> **What to produce**
Make an exact copy of the listing below.

╭─ Supplied data

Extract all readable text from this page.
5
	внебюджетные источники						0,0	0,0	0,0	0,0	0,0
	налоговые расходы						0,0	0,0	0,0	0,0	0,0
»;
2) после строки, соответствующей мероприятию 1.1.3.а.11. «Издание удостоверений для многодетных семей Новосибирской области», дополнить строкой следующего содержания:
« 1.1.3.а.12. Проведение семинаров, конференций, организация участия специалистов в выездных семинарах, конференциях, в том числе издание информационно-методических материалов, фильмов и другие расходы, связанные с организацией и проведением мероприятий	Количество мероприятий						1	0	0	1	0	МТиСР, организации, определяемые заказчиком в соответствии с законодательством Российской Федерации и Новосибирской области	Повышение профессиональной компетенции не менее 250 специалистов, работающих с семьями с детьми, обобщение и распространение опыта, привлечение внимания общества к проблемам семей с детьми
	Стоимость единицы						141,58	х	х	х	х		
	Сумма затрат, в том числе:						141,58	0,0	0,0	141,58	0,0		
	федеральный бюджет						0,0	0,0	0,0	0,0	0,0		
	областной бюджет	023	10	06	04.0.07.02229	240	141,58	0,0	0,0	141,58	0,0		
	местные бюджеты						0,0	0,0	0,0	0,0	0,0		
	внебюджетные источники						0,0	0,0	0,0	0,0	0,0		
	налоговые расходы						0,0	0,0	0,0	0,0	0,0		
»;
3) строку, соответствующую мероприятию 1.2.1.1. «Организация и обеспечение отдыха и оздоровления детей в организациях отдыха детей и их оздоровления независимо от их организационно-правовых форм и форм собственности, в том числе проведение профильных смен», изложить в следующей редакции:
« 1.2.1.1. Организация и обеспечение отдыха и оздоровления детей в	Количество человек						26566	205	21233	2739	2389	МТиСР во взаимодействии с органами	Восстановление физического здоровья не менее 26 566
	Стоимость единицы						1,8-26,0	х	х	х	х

╰─

> **Expected answer**
Extract all readable text from this page.
5
	внебюджетные источники						0,0	0,0	0,0	0,0	0,0
	налоговые расходы						0,0	0,0	0,0	0,0	0,0
»;
2) после строки, соответствующей мероприятию 1.1.3.а.11. «Издание удостоверений для многодетных семей Новосибирской области», дополнить строкой следующего содержания:
« 1.1.3.а.12. Проведение семинаров, конференций, организация участия специалистов в выездных семинарах, конференциях, в том числе издание информационно-методических материалов, фильмов и другие расходы, связанные с организацией и проведением мероприятий	Количество мероприятий						1	0	0	1	0	МТиСР, организации, определяемые заказчиком в соответствии с законодательством Российской Федерации и Новосибирской области	Повышение профессиональной компетенции не менее 250 специалистов, работающих с семьями с детьми, обобщение и распространение опыта, привлечение внимания общества к проблемам семей с детьми
	Стоимость единицы						141,58	х	х	х	х		
	Сумма затрат, в том числе:						141,58	0,0	0,0	141,58	0,0		
	федеральный бюджет						0,0	0,0	0,0	0,0	0,0		
	областной бюджет	023	10	06	04.0.07.02229	240	141,58	0,0	0,0	141,58	0,0		
	местные бюджеты						0,0	0,0	0,0	0,0	0,0		
	внебюджетные источники						0,0	0,0	0,0	0,0	0,0		
	налоговые расходы						0,0	0,0	0,0	0,0	0,0		
»;
3) строку, соответствующую мероприятию 1.2.1.1. «Организация и обеспечение отдыха и оздоровления детей в организациях отдыха детей и их оздоровления независимо от их организационно-правовых форм и форм собственности, в том числе проведение профильных смен», изложить в следующей редакции:
« 1.2.1.1. Организация и обеспечение отдыха и оздоровления детей в	Количество человек						26566	205	21233	2739	2389	МТиСР во взаимодействии с органами	Восстановление физического здоровья не менее 26 566
	Стоимость единицы						1,8-26,0	х	х	х	х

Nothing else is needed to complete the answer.